**Raw records**
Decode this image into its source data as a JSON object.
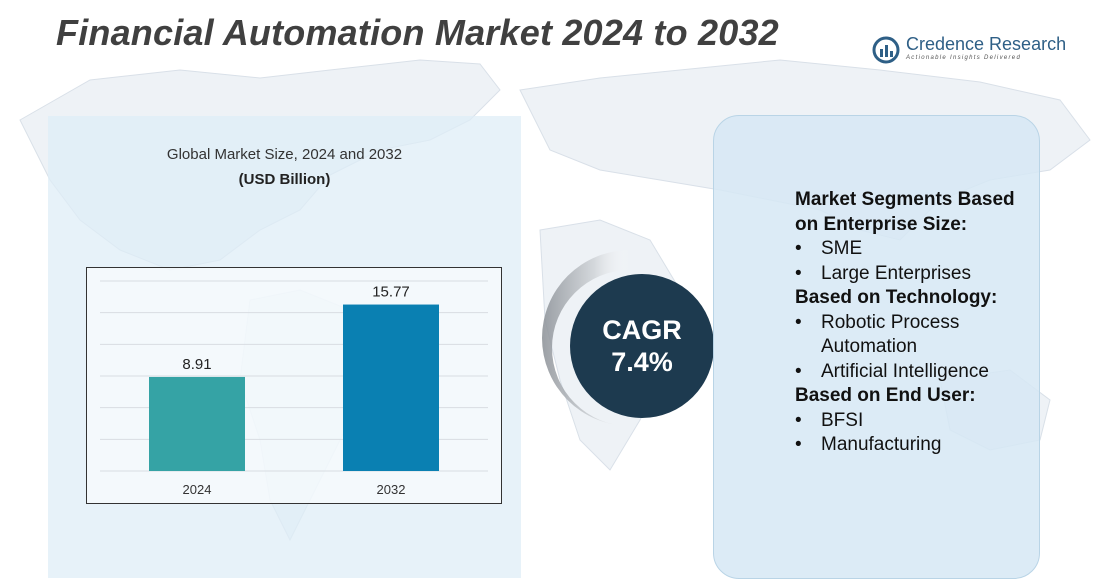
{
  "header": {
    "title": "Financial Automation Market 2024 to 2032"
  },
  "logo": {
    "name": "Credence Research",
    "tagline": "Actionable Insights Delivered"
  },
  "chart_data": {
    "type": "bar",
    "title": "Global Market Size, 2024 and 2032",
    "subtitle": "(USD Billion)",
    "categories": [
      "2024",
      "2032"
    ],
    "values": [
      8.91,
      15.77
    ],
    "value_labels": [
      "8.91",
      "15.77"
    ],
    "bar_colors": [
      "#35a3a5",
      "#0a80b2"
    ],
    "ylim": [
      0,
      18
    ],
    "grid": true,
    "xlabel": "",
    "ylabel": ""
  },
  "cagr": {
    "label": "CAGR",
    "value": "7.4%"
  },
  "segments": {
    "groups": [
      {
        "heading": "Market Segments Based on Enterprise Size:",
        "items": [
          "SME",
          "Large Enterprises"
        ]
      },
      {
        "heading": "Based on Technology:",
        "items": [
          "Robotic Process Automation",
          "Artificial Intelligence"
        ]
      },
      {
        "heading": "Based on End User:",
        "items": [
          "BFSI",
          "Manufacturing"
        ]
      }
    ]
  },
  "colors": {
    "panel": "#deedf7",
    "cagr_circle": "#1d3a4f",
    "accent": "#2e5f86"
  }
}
...
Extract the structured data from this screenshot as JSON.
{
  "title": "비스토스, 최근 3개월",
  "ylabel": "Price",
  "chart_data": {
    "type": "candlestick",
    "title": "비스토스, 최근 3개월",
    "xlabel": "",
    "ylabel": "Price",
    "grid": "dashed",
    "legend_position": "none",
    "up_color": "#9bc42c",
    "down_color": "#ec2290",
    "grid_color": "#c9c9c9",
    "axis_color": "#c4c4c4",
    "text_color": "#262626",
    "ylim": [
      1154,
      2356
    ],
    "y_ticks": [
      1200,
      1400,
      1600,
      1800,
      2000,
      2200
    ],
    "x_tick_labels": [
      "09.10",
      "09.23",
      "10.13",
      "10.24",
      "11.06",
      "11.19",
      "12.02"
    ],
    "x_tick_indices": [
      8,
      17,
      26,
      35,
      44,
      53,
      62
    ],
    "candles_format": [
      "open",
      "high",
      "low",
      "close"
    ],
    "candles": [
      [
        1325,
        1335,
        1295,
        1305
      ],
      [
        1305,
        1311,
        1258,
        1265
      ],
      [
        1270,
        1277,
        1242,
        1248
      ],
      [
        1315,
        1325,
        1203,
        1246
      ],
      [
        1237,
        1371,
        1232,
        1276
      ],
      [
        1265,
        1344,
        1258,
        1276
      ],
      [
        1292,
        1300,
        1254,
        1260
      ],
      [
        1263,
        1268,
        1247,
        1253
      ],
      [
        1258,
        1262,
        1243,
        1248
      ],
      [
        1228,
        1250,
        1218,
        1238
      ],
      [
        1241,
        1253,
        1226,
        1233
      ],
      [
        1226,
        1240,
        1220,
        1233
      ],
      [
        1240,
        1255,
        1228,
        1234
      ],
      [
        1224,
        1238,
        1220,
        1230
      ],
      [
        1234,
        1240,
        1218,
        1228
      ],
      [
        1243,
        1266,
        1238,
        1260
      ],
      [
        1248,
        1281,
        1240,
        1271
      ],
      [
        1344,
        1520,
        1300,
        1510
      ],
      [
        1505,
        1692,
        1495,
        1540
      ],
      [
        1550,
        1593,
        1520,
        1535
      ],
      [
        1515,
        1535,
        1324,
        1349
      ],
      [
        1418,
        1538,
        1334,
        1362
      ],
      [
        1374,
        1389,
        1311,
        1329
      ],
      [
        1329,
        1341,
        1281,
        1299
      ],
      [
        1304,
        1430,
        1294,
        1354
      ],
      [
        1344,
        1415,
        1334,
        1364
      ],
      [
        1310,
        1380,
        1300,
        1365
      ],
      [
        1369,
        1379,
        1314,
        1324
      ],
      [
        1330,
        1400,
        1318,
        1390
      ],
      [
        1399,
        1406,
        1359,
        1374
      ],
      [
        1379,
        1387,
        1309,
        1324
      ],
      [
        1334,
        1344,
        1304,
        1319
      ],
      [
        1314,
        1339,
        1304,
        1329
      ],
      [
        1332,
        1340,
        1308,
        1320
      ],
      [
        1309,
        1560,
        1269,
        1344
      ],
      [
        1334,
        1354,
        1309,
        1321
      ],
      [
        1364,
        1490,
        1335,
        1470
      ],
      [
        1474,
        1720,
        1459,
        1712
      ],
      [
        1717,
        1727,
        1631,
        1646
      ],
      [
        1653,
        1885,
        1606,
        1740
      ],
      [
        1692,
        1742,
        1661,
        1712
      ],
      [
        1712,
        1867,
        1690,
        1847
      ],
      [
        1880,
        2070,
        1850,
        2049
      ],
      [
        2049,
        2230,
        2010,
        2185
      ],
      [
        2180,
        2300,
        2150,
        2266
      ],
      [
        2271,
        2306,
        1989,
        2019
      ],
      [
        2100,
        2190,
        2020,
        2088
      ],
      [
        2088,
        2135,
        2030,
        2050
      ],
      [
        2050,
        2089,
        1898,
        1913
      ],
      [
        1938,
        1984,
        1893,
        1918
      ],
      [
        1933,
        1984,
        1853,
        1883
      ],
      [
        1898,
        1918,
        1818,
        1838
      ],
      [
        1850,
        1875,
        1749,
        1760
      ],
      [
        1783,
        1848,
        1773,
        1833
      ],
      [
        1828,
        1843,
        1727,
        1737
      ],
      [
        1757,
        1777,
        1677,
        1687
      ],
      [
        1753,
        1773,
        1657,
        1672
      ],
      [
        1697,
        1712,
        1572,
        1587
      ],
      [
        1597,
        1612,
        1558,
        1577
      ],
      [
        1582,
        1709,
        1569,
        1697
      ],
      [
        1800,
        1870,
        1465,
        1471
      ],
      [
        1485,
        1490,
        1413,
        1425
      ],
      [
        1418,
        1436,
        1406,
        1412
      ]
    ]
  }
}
---
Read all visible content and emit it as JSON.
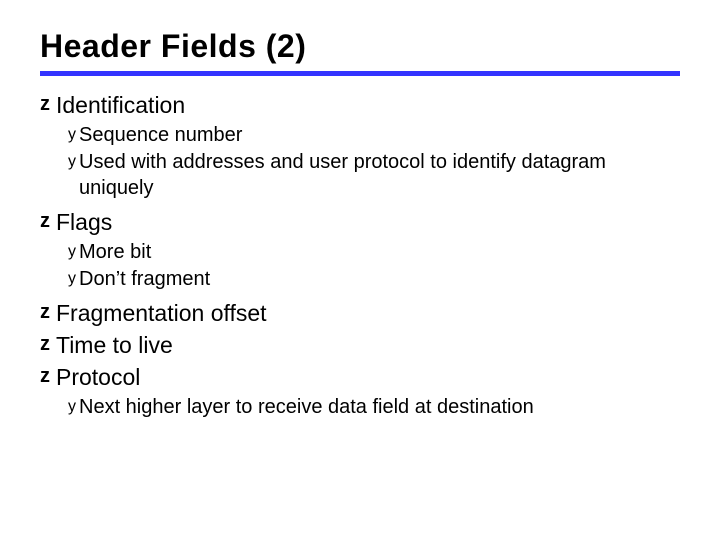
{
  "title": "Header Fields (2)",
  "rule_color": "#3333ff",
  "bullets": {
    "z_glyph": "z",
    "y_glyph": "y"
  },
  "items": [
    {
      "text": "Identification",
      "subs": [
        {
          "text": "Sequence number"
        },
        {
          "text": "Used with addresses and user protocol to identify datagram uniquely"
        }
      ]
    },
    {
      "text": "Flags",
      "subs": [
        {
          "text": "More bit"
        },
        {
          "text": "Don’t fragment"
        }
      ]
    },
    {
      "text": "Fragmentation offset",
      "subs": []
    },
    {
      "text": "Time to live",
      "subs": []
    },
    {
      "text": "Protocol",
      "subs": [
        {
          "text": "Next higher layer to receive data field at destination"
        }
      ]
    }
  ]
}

**What you need to do**
Pick out each line containing the string "this" and copy it.

**Reply to the task**
Decode this image into its source data as a JSON object.
Extract the structured data from this screenshot as JSON.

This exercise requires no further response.